(TASK)
Omit the images, then print each record below exactly as it reads.

(EXTRACTED MATERIAL)
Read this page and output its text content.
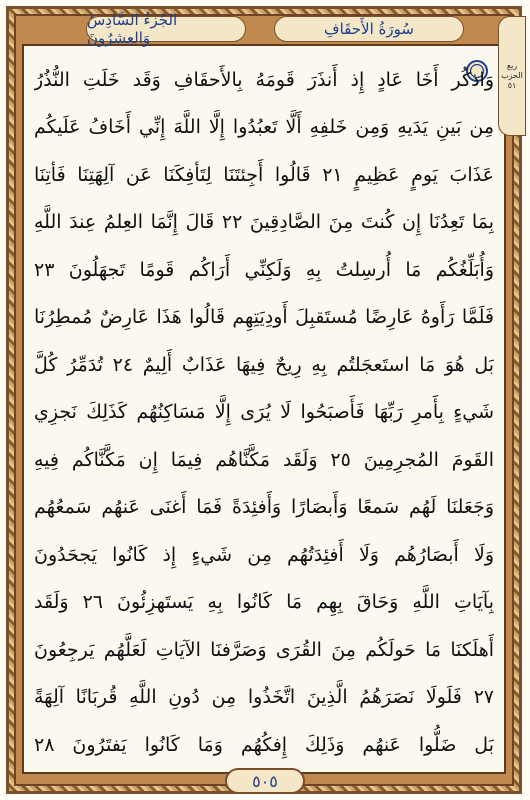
الجُزءُ السَّادِسُ وَالعِشرُونَ	سُورَةُ الأَحقَافِ
ربع
الحزب
٥١
وَاذكُر أَخَا عَادٍ إِذ أَنذَرَ قَومَهُ بِالأَحقَافِ وَقَد خَلَتِ النُّذُرُ
مِن بَينِ يَدَيهِ وَمِن خَلفِهِ أَلَّا تَعبُدُوا إِلَّا اللَّهَ إِنِّي أَخَافُ عَلَيكُم
عَذَابَ يَومٍ عَظِيمٍ ٢١ قَالُوا أَجِئتَنَا لِتَأفِكَنَا عَن آلِهَتِنَا فَأتِنَا
بِمَا تَعِدُنَا إِن كُنتَ مِنَ الصَّادِقِينَ ٢٢ قَالَ إِنَّمَا العِلمُ عِندَ اللَّهِ
وَأُبَلِّغُكُم مَا أُرسِلتُ بِهِ وَلَكِنِّي أَرَاكُم قَومًا تَجهَلُونَ ٢٣
فَلَمَّا رَأَوهُ عَارِضًا مُستَقبِلَ أَودِيَتِهِم قَالُوا هَذَا عَارِضٌ مُمطِرُنَا
بَل هُوَ مَا استَعجَلتُم بِهِ رِيحٌ فِيهَا عَذَابٌ أَلِيمٌ ٢٤ تُدَمِّرُ كُلَّ
شَيءٍ بِأَمرِ رَبِّهَا فَأَصبَحُوا لَا يُرَى إِلَّا مَسَاكِنُهُم كَذَلِكَ نَجزِي
القَومَ المُجرِمِينَ ٢٥ وَلَقَد مَكَّنَّاهُم فِيمَا إِن مَكَّنَّاكُم فِيهِ
وَجَعَلنَا لَهُم سَمعًا وَأَبصَارًا وَأَفئِدَةً فَمَا أَغنَى عَنهُم سَمعُهُم
وَلَا أَبصَارُهُم وَلَا أَفئِدَتُهُم مِن شَيءٍ إِذ كَانُوا يَجحَدُونَ
بِآيَاتِ اللَّهِ وَحَاقَ بِهِم مَا كَانُوا بِهِ يَستَهزِئُونَ ٢٦ وَلَقَد
أَهلَكنَا مَا حَولَكُم مِنَ القُرَى وَصَرَّفنَا الآيَاتِ لَعَلَّهُم يَرجِعُونَ
٢٧ فَلَولَا نَصَرَهُمُ الَّذِينَ اتَّخَذُوا مِن دُونِ اللَّهِ قُربَانًا آلِهَةً
بَل ضَلُّوا عَنهُم وَذَلِكَ إِفكُهُم وَمَا كَانُوا يَفتَرُونَ ٢٨
٥٠٥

(COMPLETE ANSWER)
Read this page and output its text content.
الجُزءُ السَّادِسُ وَالعِشرُونَ	سُورَةُ الأَحقَافِ
ربع
الحزب
٥١
وَاذكُر أَخَا عَادٍ إِذ أَنذَرَ قَومَهُ بِالأَحقَافِ وَقَد خَلَتِ النُّذُرُ
مِن بَينِ يَدَيهِ وَمِن خَلفِهِ أَلَّا تَعبُدُوا إِلَّا اللَّهَ إِنِّي أَخَافُ عَلَيكُم
عَذَابَ يَومٍ عَظِيمٍ ٢١ قَالُوا أَجِئتَنَا لِتَأفِكَنَا عَن آلِهَتِنَا فَأتِنَا
بِمَا تَعِدُنَا إِن كُنتَ مِنَ الصَّادِقِينَ ٢٢ قَالَ إِنَّمَا العِلمُ عِندَ اللَّهِ
وَأُبَلِّغُكُم مَا أُرسِلتُ بِهِ وَلَكِنِّي أَرَاكُم قَومًا تَجهَلُونَ ٢٣
فَلَمَّا رَأَوهُ عَارِضًا مُستَقبِلَ أَودِيَتِهِم قَالُوا هَذَا عَارِضٌ مُمطِرُنَا
بَل هُوَ مَا استَعجَلتُم بِهِ رِيحٌ فِيهَا عَذَابٌ أَلِيمٌ ٢٤ تُدَمِّرُ كُلَّ
شَيءٍ بِأَمرِ رَبِّهَا فَأَصبَحُوا لَا يُرَى إِلَّا مَسَاكِنُهُم كَذَلِكَ نَجزِي
القَومَ المُجرِمِينَ ٢٥ وَلَقَد مَكَّنَّاهُم فِيمَا إِن مَكَّنَّاكُم فِيهِ
وَجَعَلنَا لَهُم سَمعًا وَأَبصَارًا وَأَفئِدَةً فَمَا أَغنَى عَنهُم سَمعُهُم
وَلَا أَبصَارُهُم وَلَا أَفئِدَتُهُم مِن شَيءٍ إِذ كَانُوا يَجحَدُونَ
بِآيَاتِ اللَّهِ وَحَاقَ بِهِم مَا كَانُوا بِهِ يَستَهزِئُونَ ٢٦ وَلَقَد
أَهلَكنَا مَا حَولَكُم مِنَ القُرَى وَصَرَّفنَا الآيَاتِ لَعَلَّهُم يَرجِعُونَ
٢٧ فَلَولَا نَصَرَهُمُ الَّذِينَ اتَّخَذُوا مِن دُونِ اللَّهِ قُربَانًا آلِهَةً
بَل ضَلُّوا عَنهُم وَذَلِكَ إِفكُهُم وَمَا كَانُوا يَفتَرُونَ ٢٨
٥٠٥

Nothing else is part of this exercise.